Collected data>
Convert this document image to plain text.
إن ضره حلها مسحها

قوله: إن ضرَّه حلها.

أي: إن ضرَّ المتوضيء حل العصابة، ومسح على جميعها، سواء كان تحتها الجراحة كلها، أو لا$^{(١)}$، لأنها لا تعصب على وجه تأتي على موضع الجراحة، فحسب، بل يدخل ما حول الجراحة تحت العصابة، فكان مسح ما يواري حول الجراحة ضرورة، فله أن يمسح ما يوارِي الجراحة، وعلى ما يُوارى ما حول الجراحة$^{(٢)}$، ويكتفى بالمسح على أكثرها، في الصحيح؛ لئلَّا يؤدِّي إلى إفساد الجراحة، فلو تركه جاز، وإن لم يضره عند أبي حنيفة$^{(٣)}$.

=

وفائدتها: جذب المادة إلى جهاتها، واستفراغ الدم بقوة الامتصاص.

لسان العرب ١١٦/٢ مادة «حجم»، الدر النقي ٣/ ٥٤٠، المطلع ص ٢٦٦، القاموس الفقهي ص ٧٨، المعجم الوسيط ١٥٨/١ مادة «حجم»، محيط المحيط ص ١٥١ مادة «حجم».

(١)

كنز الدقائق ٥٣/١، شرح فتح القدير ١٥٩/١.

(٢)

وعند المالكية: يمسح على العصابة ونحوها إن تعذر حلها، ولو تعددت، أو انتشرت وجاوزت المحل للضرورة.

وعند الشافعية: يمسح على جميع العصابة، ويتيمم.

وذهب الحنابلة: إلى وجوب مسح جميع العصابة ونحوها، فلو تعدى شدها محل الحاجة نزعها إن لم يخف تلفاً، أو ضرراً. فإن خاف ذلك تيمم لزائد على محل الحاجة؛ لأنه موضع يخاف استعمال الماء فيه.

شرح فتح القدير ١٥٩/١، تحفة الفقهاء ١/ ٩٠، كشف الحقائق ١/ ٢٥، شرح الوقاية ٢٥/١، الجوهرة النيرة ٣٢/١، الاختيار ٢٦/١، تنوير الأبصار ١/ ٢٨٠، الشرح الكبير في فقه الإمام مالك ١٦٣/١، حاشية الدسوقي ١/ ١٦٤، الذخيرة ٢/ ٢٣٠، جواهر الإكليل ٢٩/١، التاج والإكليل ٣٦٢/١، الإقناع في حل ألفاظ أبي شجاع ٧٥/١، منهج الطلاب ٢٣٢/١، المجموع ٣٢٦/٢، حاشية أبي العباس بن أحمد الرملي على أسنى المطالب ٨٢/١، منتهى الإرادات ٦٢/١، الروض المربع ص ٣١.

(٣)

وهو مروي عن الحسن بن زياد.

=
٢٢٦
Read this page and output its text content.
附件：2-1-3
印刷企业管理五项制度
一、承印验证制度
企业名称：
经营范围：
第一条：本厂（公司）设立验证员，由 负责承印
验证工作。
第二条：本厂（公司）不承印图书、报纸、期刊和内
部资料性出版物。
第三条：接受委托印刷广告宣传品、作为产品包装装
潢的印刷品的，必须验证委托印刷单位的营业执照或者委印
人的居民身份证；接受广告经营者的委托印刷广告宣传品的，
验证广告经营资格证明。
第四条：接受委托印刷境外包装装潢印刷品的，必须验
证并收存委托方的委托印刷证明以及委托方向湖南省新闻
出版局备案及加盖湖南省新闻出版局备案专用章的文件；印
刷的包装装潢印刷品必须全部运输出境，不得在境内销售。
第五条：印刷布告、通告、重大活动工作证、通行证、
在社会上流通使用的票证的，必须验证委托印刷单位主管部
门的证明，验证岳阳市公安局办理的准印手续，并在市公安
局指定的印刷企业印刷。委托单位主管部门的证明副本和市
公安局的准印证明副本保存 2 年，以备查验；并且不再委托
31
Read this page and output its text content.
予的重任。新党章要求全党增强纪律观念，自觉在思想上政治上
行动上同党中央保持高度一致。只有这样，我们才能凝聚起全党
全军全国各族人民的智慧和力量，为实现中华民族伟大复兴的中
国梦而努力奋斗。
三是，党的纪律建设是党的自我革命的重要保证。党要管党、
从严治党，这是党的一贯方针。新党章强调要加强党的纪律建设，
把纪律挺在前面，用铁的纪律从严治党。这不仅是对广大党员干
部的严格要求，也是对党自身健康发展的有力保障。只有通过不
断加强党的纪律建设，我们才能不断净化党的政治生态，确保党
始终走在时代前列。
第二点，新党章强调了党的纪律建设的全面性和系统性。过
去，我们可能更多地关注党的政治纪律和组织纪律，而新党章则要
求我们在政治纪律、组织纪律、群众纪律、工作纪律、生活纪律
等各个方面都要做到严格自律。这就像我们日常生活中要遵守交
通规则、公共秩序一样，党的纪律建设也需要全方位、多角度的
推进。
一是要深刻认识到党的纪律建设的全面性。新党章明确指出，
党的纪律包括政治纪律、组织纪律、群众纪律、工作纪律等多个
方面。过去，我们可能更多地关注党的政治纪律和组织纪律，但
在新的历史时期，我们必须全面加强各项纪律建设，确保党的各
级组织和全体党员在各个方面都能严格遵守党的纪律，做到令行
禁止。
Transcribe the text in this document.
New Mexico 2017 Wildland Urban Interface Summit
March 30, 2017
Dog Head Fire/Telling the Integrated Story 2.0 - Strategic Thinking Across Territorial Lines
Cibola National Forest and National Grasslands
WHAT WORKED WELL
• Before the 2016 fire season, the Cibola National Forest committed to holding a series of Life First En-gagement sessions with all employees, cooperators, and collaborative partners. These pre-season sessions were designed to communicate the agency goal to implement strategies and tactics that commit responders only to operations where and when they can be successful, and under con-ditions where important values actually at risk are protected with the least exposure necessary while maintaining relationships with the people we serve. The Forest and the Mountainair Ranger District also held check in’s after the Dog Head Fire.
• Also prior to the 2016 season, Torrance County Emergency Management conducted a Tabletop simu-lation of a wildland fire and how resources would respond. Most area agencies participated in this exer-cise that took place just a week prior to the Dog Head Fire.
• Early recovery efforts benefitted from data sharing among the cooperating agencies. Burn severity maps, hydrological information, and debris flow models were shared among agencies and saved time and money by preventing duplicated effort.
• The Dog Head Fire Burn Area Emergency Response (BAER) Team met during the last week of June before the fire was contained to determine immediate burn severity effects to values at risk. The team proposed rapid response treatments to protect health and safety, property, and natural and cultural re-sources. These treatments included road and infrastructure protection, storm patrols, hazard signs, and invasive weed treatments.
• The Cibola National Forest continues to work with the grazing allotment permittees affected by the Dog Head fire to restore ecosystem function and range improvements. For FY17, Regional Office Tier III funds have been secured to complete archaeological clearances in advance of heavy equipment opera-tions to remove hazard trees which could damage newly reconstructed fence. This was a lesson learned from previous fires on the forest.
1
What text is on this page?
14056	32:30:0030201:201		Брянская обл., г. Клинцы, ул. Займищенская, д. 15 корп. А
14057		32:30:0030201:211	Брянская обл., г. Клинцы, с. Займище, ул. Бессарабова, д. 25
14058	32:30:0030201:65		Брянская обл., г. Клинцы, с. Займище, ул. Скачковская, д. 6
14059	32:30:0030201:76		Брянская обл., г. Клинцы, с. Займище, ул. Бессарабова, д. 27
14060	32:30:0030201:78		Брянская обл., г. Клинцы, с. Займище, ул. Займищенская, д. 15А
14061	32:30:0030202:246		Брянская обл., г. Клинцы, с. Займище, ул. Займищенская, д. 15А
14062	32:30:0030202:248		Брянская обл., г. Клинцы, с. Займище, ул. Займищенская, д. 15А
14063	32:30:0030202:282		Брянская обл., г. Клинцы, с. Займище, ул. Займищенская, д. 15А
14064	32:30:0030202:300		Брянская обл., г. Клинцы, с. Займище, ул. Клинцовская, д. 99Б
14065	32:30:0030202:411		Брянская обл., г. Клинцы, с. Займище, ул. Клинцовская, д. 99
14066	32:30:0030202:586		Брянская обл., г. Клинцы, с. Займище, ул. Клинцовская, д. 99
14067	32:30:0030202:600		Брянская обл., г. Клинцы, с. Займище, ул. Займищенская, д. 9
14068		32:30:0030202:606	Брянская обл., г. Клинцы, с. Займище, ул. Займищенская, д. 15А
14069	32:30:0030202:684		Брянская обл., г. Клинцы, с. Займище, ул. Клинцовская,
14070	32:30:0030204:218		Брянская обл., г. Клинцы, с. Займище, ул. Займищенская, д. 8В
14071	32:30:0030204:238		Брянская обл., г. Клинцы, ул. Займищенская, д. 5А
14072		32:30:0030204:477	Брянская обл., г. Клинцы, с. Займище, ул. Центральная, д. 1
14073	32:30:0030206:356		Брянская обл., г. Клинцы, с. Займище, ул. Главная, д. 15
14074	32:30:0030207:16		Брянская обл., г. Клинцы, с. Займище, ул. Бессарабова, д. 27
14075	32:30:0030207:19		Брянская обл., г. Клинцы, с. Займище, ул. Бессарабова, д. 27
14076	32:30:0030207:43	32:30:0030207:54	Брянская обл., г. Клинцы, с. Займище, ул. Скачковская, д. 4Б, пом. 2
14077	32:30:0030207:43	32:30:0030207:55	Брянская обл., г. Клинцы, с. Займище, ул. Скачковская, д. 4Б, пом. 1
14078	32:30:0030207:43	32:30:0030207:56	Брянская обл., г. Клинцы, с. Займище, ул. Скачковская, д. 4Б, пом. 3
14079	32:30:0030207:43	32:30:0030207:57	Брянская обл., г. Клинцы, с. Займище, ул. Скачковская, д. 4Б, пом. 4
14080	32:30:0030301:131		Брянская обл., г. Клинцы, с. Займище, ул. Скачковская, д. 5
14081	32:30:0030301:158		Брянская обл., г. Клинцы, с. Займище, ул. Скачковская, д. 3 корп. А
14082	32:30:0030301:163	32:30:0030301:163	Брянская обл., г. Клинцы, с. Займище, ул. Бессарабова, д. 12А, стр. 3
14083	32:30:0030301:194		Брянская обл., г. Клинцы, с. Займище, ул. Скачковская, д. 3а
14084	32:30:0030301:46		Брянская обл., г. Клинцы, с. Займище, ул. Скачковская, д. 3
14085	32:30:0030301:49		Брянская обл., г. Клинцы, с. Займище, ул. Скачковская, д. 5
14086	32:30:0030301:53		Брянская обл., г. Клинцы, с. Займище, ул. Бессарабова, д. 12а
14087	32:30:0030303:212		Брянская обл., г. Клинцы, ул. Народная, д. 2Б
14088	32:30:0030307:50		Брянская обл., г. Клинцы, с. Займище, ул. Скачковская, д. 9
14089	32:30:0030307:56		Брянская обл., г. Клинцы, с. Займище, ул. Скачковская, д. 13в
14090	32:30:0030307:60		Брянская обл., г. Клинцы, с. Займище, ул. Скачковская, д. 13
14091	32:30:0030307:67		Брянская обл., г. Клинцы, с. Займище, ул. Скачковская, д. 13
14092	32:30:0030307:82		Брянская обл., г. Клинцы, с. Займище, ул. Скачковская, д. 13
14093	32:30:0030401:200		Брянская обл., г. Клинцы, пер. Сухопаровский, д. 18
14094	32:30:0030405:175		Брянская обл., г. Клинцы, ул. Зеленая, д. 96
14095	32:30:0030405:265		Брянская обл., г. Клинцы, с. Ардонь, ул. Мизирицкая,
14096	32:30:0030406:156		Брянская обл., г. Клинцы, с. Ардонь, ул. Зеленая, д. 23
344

Task brief> From the data, list each line in which the string "群众纪律" appears.

Result>
求我们在政治纪律、组织纪律、群众纪律、工作纪律、生活纪律
党的纪律包括政治纪律、组织纪律、群众纪律、工作纪律等多个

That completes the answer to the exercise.